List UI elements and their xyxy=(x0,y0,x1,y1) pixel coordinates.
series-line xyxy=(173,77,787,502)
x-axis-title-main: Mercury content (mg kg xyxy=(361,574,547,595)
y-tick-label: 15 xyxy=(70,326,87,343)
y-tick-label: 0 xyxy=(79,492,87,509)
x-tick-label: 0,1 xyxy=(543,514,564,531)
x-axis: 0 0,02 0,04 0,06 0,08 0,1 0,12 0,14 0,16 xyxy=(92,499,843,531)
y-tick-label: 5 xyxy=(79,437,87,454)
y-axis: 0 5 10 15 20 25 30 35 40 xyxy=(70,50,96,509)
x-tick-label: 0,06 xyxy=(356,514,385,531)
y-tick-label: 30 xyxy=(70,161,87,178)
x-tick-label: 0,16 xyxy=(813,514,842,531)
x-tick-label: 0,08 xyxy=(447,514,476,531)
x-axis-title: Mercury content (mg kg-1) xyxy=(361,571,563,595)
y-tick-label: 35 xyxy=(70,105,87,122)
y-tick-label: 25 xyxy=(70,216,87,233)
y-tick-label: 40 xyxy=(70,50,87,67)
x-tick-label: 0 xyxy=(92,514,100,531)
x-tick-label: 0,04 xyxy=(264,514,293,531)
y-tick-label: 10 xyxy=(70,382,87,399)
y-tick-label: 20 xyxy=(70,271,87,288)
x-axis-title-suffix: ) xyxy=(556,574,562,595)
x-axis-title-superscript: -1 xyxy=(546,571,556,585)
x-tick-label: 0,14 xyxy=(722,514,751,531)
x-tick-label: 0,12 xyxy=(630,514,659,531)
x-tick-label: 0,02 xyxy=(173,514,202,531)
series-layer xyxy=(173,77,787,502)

· · · ·

▶ _Direction_: Transcribe the records word for word, starting at their first line and ending at the line that contains "x-tick-label: 0,1 xyxy=(543,514,564,531)".

▶ _Exercise output_:
List UI elements and their xyxy=(x0,y0,x1,y1) pixel coordinates.
series-line xyxy=(173,77,787,502)
x-axis-title-main: Mercury content (mg kg xyxy=(361,574,547,595)
y-tick-label: 15 xyxy=(70,326,87,343)
y-tick-label: 0 xyxy=(79,492,87,509)
x-tick-label: 0,1 xyxy=(543,514,564,531)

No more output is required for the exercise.